**What is being asked**:
Transcribe all records exactly.

[Start of Material]

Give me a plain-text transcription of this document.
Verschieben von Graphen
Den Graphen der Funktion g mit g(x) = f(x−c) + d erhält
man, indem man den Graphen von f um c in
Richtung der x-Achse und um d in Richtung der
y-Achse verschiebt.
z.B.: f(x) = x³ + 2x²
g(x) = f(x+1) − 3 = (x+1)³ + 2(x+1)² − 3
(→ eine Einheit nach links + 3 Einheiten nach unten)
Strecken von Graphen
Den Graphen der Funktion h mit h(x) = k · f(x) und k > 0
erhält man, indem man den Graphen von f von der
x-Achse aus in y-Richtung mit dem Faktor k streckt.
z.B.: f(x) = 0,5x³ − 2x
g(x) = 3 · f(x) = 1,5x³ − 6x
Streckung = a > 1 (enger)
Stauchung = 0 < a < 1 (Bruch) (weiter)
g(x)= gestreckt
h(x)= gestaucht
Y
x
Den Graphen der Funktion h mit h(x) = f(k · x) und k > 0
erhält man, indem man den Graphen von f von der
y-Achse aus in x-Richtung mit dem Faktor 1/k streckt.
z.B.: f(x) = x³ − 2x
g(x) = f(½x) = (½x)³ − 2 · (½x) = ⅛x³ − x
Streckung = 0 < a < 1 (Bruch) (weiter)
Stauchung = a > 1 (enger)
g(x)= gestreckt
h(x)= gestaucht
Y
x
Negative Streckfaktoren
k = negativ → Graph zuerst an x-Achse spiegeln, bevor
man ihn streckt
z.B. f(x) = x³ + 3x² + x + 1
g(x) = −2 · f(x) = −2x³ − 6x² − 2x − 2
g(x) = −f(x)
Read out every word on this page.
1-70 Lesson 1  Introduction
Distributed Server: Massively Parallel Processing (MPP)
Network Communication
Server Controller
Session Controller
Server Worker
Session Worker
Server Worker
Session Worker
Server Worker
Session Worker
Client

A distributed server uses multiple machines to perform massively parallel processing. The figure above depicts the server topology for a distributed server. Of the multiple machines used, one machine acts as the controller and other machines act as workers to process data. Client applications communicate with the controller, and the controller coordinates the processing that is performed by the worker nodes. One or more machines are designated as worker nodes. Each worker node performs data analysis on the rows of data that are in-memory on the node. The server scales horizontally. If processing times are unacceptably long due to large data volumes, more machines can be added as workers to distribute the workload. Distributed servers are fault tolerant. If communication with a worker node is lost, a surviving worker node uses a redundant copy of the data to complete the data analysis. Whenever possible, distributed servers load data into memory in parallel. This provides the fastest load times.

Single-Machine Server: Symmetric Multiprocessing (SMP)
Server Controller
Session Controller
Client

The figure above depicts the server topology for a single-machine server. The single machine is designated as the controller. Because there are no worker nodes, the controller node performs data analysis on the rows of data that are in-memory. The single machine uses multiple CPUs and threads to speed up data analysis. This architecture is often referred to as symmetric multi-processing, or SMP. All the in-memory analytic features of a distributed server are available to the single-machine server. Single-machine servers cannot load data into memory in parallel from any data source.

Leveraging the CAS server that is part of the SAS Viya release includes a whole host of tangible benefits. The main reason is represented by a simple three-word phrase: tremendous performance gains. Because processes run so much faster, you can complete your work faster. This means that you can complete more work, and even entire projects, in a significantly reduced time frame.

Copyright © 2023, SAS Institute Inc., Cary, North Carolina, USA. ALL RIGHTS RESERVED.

[End of Material]

**The response**:
Give me a plain-text transcription of this document.
Verschieben von Graphen
Den Graphen der Funktion g mit g(x) = f(x−c) + d erhält
man, indem man den Graphen von f um c in
Richtung der x-Achse und um d in Richtung der
y-Achse verschiebt.
z.B.: f(x) = x³ + 2x²
g(x) = f(x+1) − 3 = (x+1)³ + 2(x+1)² − 3
(→ eine Einheit nach links + 3 Einheiten nach unten)
Strecken von Graphen
Den Graphen der Funktion h mit h(x) = k · f(x) und k > 0
erhält man, indem man den Graphen von f von der
x-Achse aus in y-Richtung mit dem Faktor k streckt.
z.B.: f(x) = 0,5x³ − 2x
g(x) = 3 · f(x) = 1,5x³ − 6x
Streckung = a > 1 (enger)
Stauchung = 0 < a < 1 (Bruch) (weiter)
g(x)= gestreckt
h(x)= gestaucht
Y
x
Den Graphen der Funktion h mit h(x) = f(k · x) und k > 0
erhält man, indem man den Graphen von f von der
y-Achse aus in x-Richtung mit dem Faktor 1/k streckt.
z.B.: f(x) = x³ − 2x
g(x) = f(½x) = (½x)³ − 2 · (½x) = ⅛x³ − x
Streckung = 0 < a < 1 (Bruch) (weiter)
Stauchung = a > 1 (enger)
g(x)= gestreckt
h(x)= gestaucht
Y
x
Negative Streckfaktoren
k = negativ → Graph zuerst an x-Achse spiegeln, bevor
man ihn streckt
z.B. f(x) = x³ + 3x² + x + 1
g(x) = −2 · f(x) = −2x³ − 6x² − 2x − 2
g(x) = −f(x)
Read out every word on this page.
1-70 Lesson 1  Introduction
Distributed Server: Massively Parallel Processing (MPP)
Network Communication
Server Controller
Session Controller
Server Worker
Session Worker
Server Worker
Session Worker
Server Worker
Session Worker
Client

A distributed server uses multiple machines to perform massively parallel processing. The figure above depicts the server topology for a distributed server. Of the multiple machines used, one machine acts as the controller and other machines act as workers to process data. Client applications communicate with the controller, and the controller coordinates the processing that is performed by the worker nodes. One or more machines are designated as worker nodes. Each worker node performs data analysis on the rows of data that are in-memory on the node. The server scales horizontally. If processing times are unacceptably long due to large data volumes, more machines can be added as workers to distribute the workload. Distributed servers are fault tolerant. If communication with a worker node is lost, a surviving worker node uses a redundant copy of the data to complete the data analysis. Whenever possible, distributed servers load data into memory in parallel. This provides the fastest load times.

Single-Machine Server: Symmetric Multiprocessing (SMP)
Server Controller
Session Controller
Client

The figure above depicts the server topology for a single-machine server. The single machine is designated as the controller. Because there are no worker nodes, the controller node performs data analysis on the rows of data that are in-memory. The single machine uses multiple CPUs and threads to speed up data analysis. This architecture is often referred to as symmetric multi-processing, or SMP. All the in-memory analytic features of a distributed server are available to the single-machine server. Single-machine servers cannot load data into memory in parallel from any data source.

Leveraging the CAS server that is part of the SAS Viya release includes a whole host of tangible benefits. The main reason is represented by a simple three-word phrase: tremendous performance gains. Because processes run so much faster, you can complete your work faster. This means that you can complete more work, and even entire projects, in a significantly reduced time frame.

Copyright © 2023, SAS Institute Inc., Cary, North Carolina, USA. ALL RIGHTS RESERVED.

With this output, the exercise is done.